Items from a dataset

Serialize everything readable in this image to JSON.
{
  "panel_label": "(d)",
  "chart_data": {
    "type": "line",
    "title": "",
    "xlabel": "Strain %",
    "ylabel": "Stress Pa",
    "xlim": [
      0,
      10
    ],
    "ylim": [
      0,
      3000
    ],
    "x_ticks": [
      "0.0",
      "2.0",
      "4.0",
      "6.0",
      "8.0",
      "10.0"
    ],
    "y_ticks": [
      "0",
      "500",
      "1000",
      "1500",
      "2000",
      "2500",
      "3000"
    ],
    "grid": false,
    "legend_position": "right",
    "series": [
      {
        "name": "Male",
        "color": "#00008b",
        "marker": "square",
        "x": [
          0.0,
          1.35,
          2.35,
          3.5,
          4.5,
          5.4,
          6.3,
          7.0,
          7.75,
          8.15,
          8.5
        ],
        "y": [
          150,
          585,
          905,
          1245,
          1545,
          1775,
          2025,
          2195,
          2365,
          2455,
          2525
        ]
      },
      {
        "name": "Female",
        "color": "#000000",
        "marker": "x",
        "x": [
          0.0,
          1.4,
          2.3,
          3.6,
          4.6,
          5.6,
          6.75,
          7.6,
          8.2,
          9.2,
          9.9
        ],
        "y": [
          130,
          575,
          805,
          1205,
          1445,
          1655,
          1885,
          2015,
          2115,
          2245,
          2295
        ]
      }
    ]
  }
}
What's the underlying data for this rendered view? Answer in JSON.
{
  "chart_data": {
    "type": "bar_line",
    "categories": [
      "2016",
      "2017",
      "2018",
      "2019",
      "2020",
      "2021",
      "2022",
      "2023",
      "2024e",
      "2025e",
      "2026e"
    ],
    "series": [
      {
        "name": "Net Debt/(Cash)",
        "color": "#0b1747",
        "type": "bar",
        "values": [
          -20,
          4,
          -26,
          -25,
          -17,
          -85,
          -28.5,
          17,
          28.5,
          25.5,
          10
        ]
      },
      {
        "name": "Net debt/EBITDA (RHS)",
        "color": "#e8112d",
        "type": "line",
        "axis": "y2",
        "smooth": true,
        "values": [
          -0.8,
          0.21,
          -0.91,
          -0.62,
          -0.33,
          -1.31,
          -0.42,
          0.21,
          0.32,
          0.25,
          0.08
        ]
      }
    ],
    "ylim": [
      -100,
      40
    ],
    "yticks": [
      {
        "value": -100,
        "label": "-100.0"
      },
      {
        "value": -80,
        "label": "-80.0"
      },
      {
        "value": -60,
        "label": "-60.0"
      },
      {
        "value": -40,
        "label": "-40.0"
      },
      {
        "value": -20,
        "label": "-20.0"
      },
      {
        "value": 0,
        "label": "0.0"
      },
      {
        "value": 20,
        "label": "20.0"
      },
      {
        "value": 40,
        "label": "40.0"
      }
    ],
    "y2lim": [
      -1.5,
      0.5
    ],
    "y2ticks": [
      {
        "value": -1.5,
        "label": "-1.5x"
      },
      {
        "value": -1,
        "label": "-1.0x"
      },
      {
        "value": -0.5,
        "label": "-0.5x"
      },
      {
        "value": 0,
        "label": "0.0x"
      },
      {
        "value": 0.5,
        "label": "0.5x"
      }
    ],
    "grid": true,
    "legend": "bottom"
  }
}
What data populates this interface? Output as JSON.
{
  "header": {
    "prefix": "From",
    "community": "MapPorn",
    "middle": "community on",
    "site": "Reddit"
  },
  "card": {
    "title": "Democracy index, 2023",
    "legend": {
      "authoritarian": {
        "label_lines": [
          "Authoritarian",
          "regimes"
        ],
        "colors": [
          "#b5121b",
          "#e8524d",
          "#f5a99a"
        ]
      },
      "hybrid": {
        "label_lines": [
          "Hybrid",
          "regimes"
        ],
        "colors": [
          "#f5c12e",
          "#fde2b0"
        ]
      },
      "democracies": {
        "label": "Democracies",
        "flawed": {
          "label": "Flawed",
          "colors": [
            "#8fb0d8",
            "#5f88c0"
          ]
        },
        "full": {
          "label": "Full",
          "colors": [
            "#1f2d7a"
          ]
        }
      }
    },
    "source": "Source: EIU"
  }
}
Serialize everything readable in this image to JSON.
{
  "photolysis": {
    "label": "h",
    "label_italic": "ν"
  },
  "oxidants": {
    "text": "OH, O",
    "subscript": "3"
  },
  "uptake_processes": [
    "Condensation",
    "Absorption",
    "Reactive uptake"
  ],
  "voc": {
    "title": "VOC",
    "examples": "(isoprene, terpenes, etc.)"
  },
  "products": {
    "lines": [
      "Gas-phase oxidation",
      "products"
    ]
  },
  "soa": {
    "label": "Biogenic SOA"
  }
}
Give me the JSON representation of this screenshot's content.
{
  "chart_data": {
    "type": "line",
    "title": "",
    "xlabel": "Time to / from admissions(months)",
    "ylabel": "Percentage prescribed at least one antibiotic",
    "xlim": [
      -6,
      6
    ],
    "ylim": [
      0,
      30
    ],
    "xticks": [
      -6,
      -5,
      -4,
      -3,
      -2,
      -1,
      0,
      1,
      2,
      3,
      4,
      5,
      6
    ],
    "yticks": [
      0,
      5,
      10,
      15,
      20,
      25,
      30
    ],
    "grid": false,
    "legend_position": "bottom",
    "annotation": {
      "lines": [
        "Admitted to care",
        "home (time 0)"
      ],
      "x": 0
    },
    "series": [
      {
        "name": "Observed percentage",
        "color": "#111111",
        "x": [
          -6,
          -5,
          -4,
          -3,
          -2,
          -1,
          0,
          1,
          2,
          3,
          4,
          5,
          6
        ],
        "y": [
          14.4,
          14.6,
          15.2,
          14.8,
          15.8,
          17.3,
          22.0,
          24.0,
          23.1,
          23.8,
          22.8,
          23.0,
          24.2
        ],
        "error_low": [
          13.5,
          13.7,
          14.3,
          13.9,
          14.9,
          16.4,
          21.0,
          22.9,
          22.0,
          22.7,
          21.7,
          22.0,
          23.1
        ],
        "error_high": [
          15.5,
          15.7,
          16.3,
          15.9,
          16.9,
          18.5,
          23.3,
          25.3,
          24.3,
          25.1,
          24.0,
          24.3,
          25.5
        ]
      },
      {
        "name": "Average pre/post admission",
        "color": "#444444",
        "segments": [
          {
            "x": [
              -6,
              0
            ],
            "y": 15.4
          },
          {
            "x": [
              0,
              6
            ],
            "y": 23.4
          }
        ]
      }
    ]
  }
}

- _What to produce_
Filter lines by "xlabel" and return each hit.

- _Exercise output_
    "xlabel": "Strain %",
    "xlabel": "Time to / from admissions(months)",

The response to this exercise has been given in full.